Stored data:
* BEGIN *
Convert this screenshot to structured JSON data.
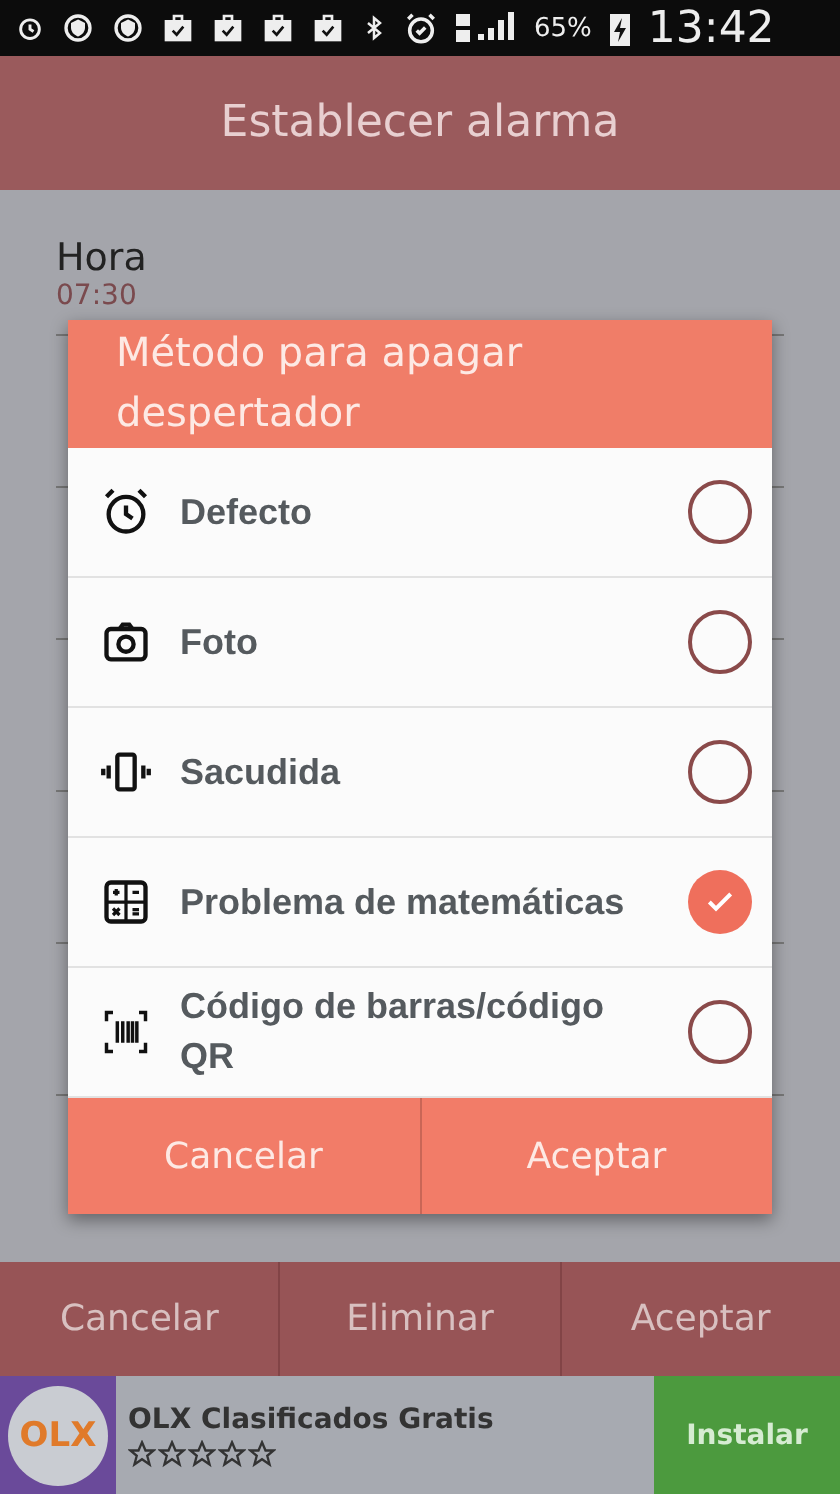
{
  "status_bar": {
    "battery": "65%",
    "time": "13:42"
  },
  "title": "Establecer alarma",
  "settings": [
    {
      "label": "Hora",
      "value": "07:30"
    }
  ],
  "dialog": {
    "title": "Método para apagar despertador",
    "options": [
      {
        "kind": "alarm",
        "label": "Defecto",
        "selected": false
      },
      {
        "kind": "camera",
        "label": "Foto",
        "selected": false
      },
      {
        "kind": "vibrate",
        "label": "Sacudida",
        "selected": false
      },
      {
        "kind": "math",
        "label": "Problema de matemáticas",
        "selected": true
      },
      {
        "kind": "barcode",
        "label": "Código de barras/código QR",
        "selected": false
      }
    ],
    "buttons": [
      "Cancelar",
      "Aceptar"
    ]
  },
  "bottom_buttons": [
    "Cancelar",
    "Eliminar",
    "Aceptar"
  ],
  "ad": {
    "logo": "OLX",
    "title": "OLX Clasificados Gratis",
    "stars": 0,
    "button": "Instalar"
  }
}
* END *
-- Given exercise --
Check each line of the entries above for the word "label". List the ones that have it.

-- Exercise answer --
      "label": "Hora",
        "label": "Defecto",
        "label": "Foto",
        "label": "Sacudida",
        "label": "Problema de matemáticas",
        "label": "Código de barras/código QR",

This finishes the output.